Data tied to figure images:
** BEGIN **
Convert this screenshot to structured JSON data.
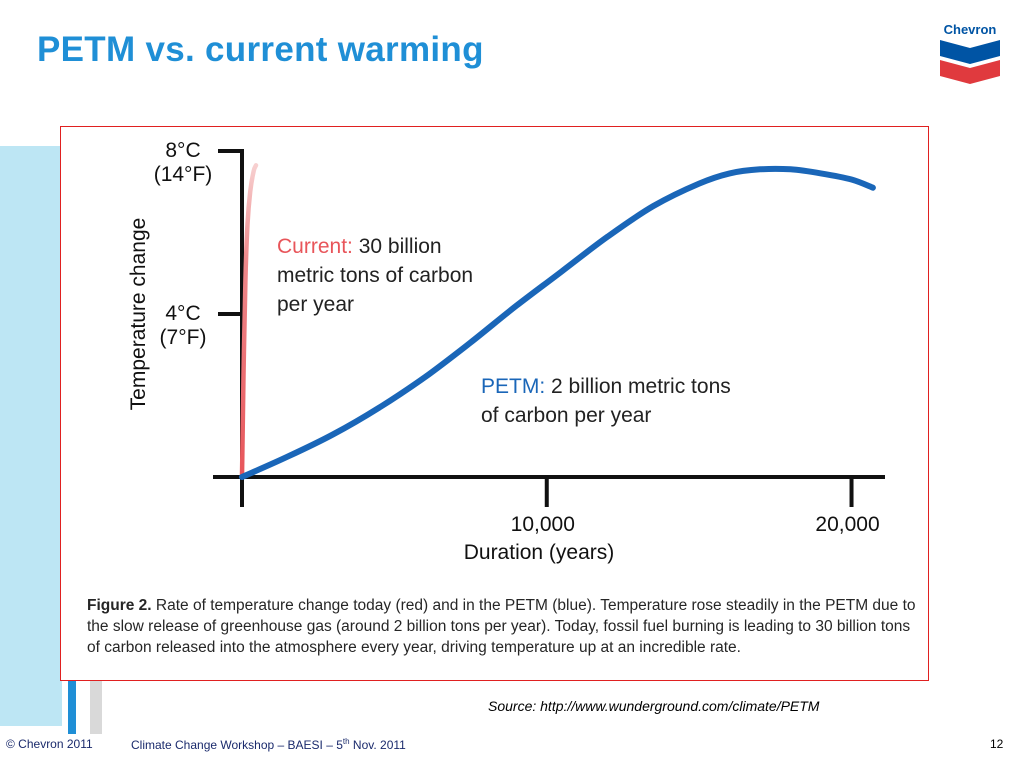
{
  "slide": {
    "title": "PETM vs. current warming",
    "source": "Source: http://www.wunderground.com/climate/PETM"
  },
  "logo": {
    "text": "Chevron",
    "icon": "chevron-logo-icon",
    "colors": {
      "blue": "#0054a4",
      "red": "#e03a3e"
    }
  },
  "footer": {
    "copyright": "© Chevron 2011",
    "event_prefix": "Climate Change Workshop – BAESI – 5",
    "event_sup": "th",
    "event_suffix": " Nov. 2011",
    "page": "12"
  },
  "caption": {
    "label": "Figure 2.",
    "text": " Rate of temperature change today (red) and in the PETM (blue). Temperature rose steadily in the PETM due to the slow release of greenhouse gas (around 2 billion tons per year). Today, fossil fuel burning is leading to 30 billion tons of carbon released into the atmosphere every year, driving temperature up at an incredible rate."
  },
  "chart_data": {
    "type": "line",
    "xlabel": "Duration (years)",
    "ylabel": "Temperature change",
    "xlim": [
      0,
      21000
    ],
    "ylim": [
      0,
      8
    ],
    "x_ticks": [
      {
        "value": 10000,
        "label": "10,000"
      },
      {
        "value": 20000,
        "label": "20,000"
      }
    ],
    "y_ticks": [
      {
        "value": 4,
        "label": [
          "4°C",
          "(7°F)"
        ]
      },
      {
        "value": 8,
        "label": [
          "8°C",
          "(14°F)"
        ]
      }
    ],
    "grid": false,
    "series": [
      {
        "key": "current",
        "color": "#e8555a",
        "annotation_lead": "Current:",
        "annotation_rest": [
          " 30 billion",
          "metric tons of carbon",
          "per year"
        ],
        "points": [
          [
            0,
            0
          ],
          [
            50,
            2.5
          ],
          [
            110,
            4.8
          ],
          [
            180,
            6.2
          ],
          [
            270,
            7.0
          ],
          [
            380,
            7.5
          ],
          [
            460,
            7.65
          ]
        ]
      },
      {
        "key": "petm",
        "color": "#1a66b8",
        "annotation_lead": "PETM:",
        "annotation_rest": [
          " 2 billion metric tons",
          "of carbon per year"
        ],
        "points": [
          [
            0,
            0
          ],
          [
            1500,
            0.5
          ],
          [
            3000,
            1.05
          ],
          [
            4500,
            1.7
          ],
          [
            6000,
            2.45
          ],
          [
            7500,
            3.3
          ],
          [
            9000,
            4.2
          ],
          [
            10500,
            5.05
          ],
          [
            12000,
            5.9
          ],
          [
            13500,
            6.65
          ],
          [
            15000,
            7.2
          ],
          [
            16000,
            7.45
          ],
          [
            17000,
            7.55
          ],
          [
            18000,
            7.55
          ],
          [
            19000,
            7.45
          ],
          [
            20000,
            7.3
          ],
          [
            20700,
            7.1
          ]
        ]
      }
    ]
  }
}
** END **
STATED GOAL:
Go back to the records above and write them out exactly, without the pictures.

WORKED ANSWER:
Convert this screenshot to structured JSON data.
{
  "slide": {
    "title": "PETM vs. current warming",
    "source": "Source: http://www.wunderground.com/climate/PETM"
  },
  "logo": {
    "text": "Chevron",
    "icon": "chevron-logo-icon",
    "colors": {
      "blue": "#0054a4",
      "red": "#e03a3e"
    }
  },
  "footer": {
    "copyright": "© Chevron 2011",
    "event_prefix": "Climate Change Workshop – BAESI – 5",
    "event_sup": "th",
    "event_suffix": " Nov. 2011",
    "page": "12"
  },
  "caption": {
    "label": "Figure 2.",
    "text": " Rate of temperature change today (red) and in the PETM (blue). Temperature rose steadily in the PETM due to the slow release of greenhouse gas (around 2 billion tons per year). Today, fossil fuel burning is leading to 30 billion tons of carbon released into the atmosphere every year, driving temperature up at an incredible rate."
  },
  "chart_data": {
    "type": "line",
    "xlabel": "Duration (years)",
    "ylabel": "Temperature change",
    "xlim": [
      0,
      21000
    ],
    "ylim": [
      0,
      8
    ],
    "x_ticks": [
      {
        "value": 10000,
        "label": "10,000"
      },
      {
        "value": 20000,
        "label": "20,000"
      }
    ],
    "y_ticks": [
      {
        "value": 4,
        "label": [
          "4°C",
          "(7°F)"
        ]
      },
      {
        "value": 8,
        "label": [
          "8°C",
          "(14°F)"
        ]
      }
    ],
    "grid": false,
    "series": [
      {
        "key": "current",
        "color": "#e8555a",
        "annotation_lead": "Current:",
        "annotation_rest": [
          " 30 billion",
          "metric tons of carbon",
          "per year"
        ],
        "points": [
          [
            0,
            0
          ],
          [
            50,
            2.5
          ],
          [
            110,
            4.8
          ],
          [
            180,
            6.2
          ],
          [
            270,
            7.0
          ],
          [
            380,
            7.5
          ],
          [
            460,
            7.65
          ]
        ]
      },
      {
        "key": "petm",
        "color": "#1a66b8",
        "annotation_lead": "PETM:",
        "annotation_rest": [
          " 2 billion metric tons",
          "of carbon per year"
        ],
        "points": [
          [
            0,
            0
          ],
          [
            1500,
            0.5
          ],
          [
            3000,
            1.05
          ],
          [
            4500,
            1.7
          ],
          [
            6000,
            2.45
          ],
          [
            7500,
            3.3
          ],
          [
            9000,
            4.2
          ],
          [
            10500,
            5.05
          ],
          [
            12000,
            5.9
          ],
          [
            13500,
            6.65
          ],
          [
            15000,
            7.2
          ],
          [
            16000,
            7.45
          ],
          [
            17000,
            7.55
          ],
          [
            18000,
            7.55
          ],
          [
            19000,
            7.45
          ],
          [
            20000,
            7.3
          ],
          [
            20700,
            7.1
          ]
        ]
      }
    ]
  }
}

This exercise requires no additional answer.